Records shown:
§
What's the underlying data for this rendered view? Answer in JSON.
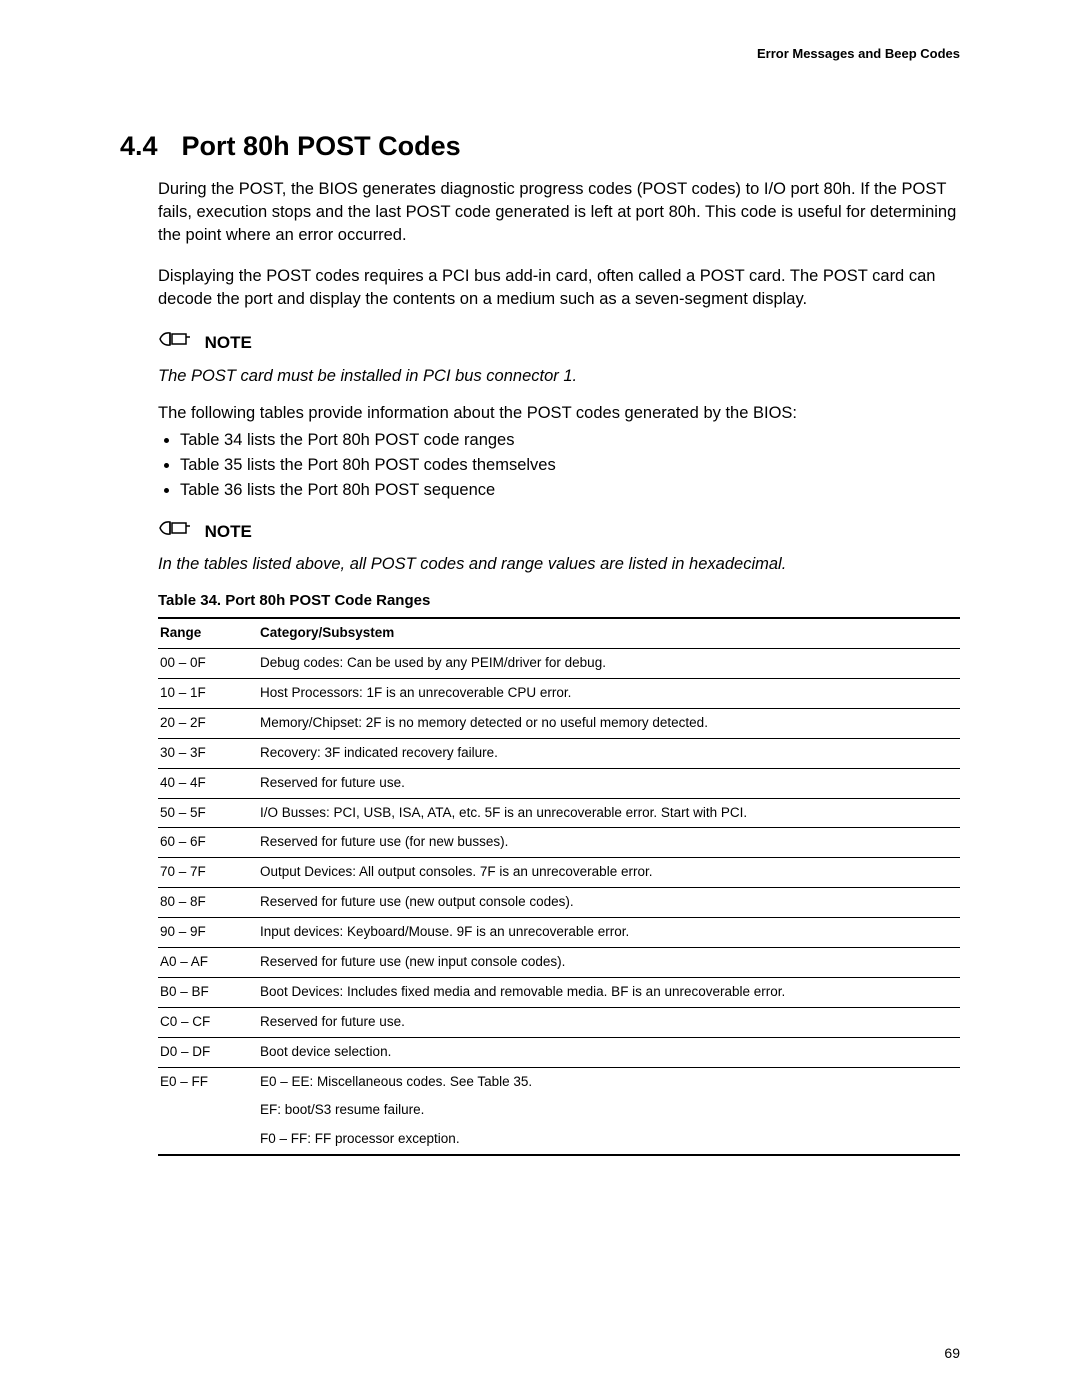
{
  "running_header": "Error Messages and Beep Codes",
  "section": {
    "number": "4.4",
    "title": "Port 80h POST Codes"
  },
  "paragraphs": {
    "p1": "During the POST, the BIOS generates diagnostic progress codes (POST codes) to I/O port 80h.  If the POST fails, execution stops and the last POST code generated is left at port 80h.  This code is useful for determining the point where an error occurred.",
    "p2": "Displaying the POST codes requires a PCI bus add-in card, often called a POST card.  The POST card can decode the port and display the contents on a medium such as a seven-segment display.",
    "p3": "The following tables provide information about the POST codes generated by the BIOS:"
  },
  "note_label": "NOTE",
  "note1_text": "The POST card must be installed in PCI bus connector 1.",
  "note2_text": "In the tables listed above, all POST codes and range values are listed in hexadecimal.",
  "bullets": [
    "Table 34 lists the Port 80h POST code ranges",
    "Table 35 lists the Port 80h POST codes themselves",
    "Table 36 lists the Port 80h POST sequence"
  ],
  "table": {
    "caption": "Table 34.  Port 80h POST Code Ranges",
    "headers": {
      "col1": "Range",
      "col2": "Category/Subsystem"
    },
    "rows": [
      {
        "range": "00 – 0F",
        "desc": "Debug codes:  Can be used by any PEIM/driver for debug."
      },
      {
        "range": "10 – 1F",
        "desc": "Host Processors:  1F is an unrecoverable CPU error."
      },
      {
        "range": "20 – 2F",
        "desc": "Memory/Chipset:  2F is no memory detected or no useful memory detected."
      },
      {
        "range": "30 – 3F",
        "desc": "Recovery:  3F indicated recovery failure."
      },
      {
        "range": "40 – 4F",
        "desc": "Reserved for future use."
      },
      {
        "range": "50 – 5F",
        "desc": "I/O Busses:  PCI, USB, ISA, ATA, etc.  5F is an unrecoverable error.  Start with PCI."
      },
      {
        "range": "60 – 6F",
        "desc": "Reserved for future use (for new busses)."
      },
      {
        "range": "70 – 7F",
        "desc": "Output Devices:  All output consoles. 7F is an unrecoverable error."
      },
      {
        "range": "80 – 8F",
        "desc": "Reserved for future use (new output console codes)."
      },
      {
        "range": "90 – 9F",
        "desc": "Input devices:  Keyboard/Mouse.  9F is an unrecoverable error."
      },
      {
        "range": "A0 – AF",
        "desc": "Reserved for future use (new input console codes)."
      },
      {
        "range": "B0 – BF",
        "desc": "Boot Devices:  Includes fixed media and removable media.  BF is an unrecoverable error."
      },
      {
        "range": "C0 – CF",
        "desc": "Reserved for future use."
      },
      {
        "range": "D0 – DF",
        "desc": "Boot device selection."
      }
    ],
    "last_group": {
      "range": "E0 – FF",
      "lines": [
        "E0 – EE:  Miscellaneous codes. See Table 35.",
        "EF: boot/S3  resume failure.",
        "F0 – FF:  FF processor exception."
      ]
    }
  },
  "page_number": "69"
}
§
Objective: Output the records above exactly; leave out the pictures.

Solution to this problem:
What's the underlying data for this rendered view? Answer in JSON.
{
  "running_header": "Error Messages and Beep Codes",
  "section": {
    "number": "4.4",
    "title": "Port 80h POST Codes"
  },
  "paragraphs": {
    "p1": "During the POST, the BIOS generates diagnostic progress codes (POST codes) to I/O port 80h.  If the POST fails, execution stops and the last POST code generated is left at port 80h.  This code is useful for determining the point where an error occurred.",
    "p2": "Displaying the POST codes requires a PCI bus add-in card, often called a POST card.  The POST card can decode the port and display the contents on a medium such as a seven-segment display.",
    "p3": "The following tables provide information about the POST codes generated by the BIOS:"
  },
  "note_label": "NOTE",
  "note1_text": "The POST card must be installed in PCI bus connector 1.",
  "note2_text": "In the tables listed above, all POST codes and range values are listed in hexadecimal.",
  "bullets": [
    "Table 34 lists the Port 80h POST code ranges",
    "Table 35 lists the Port 80h POST codes themselves",
    "Table 36 lists the Port 80h POST sequence"
  ],
  "table": {
    "caption": "Table 34.  Port 80h POST Code Ranges",
    "headers": {
      "col1": "Range",
      "col2": "Category/Subsystem"
    },
    "rows": [
      {
        "range": "00 – 0F",
        "desc": "Debug codes:  Can be used by any PEIM/driver for debug."
      },
      {
        "range": "10 – 1F",
        "desc": "Host Processors:  1F is an unrecoverable CPU error."
      },
      {
        "range": "20 – 2F",
        "desc": "Memory/Chipset:  2F is no memory detected or no useful memory detected."
      },
      {
        "range": "30 – 3F",
        "desc": "Recovery:  3F indicated recovery failure."
      },
      {
        "range": "40 – 4F",
        "desc": "Reserved for future use."
      },
      {
        "range": "50 – 5F",
        "desc": "I/O Busses:  PCI, USB, ISA, ATA, etc.  5F is an unrecoverable error.  Start with PCI."
      },
      {
        "range": "60 – 6F",
        "desc": "Reserved for future use (for new busses)."
      },
      {
        "range": "70 – 7F",
        "desc": "Output Devices:  All output consoles. 7F is an unrecoverable error."
      },
      {
        "range": "80 – 8F",
        "desc": "Reserved for future use (new output console codes)."
      },
      {
        "range": "90 – 9F",
        "desc": "Input devices:  Keyboard/Mouse.  9F is an unrecoverable error."
      },
      {
        "range": "A0 – AF",
        "desc": "Reserved for future use (new input console codes)."
      },
      {
        "range": "B0 – BF",
        "desc": "Boot Devices:  Includes fixed media and removable media.  BF is an unrecoverable error."
      },
      {
        "range": "C0 – CF",
        "desc": "Reserved for future use."
      },
      {
        "range": "D0 – DF",
        "desc": "Boot device selection."
      }
    ],
    "last_group": {
      "range": "E0 – FF",
      "lines": [
        "E0 – EE:  Miscellaneous codes. See Table 35.",
        "EF: boot/S3  resume failure.",
        "F0 – FF:  FF processor exception."
      ]
    }
  },
  "page_number": "69"
}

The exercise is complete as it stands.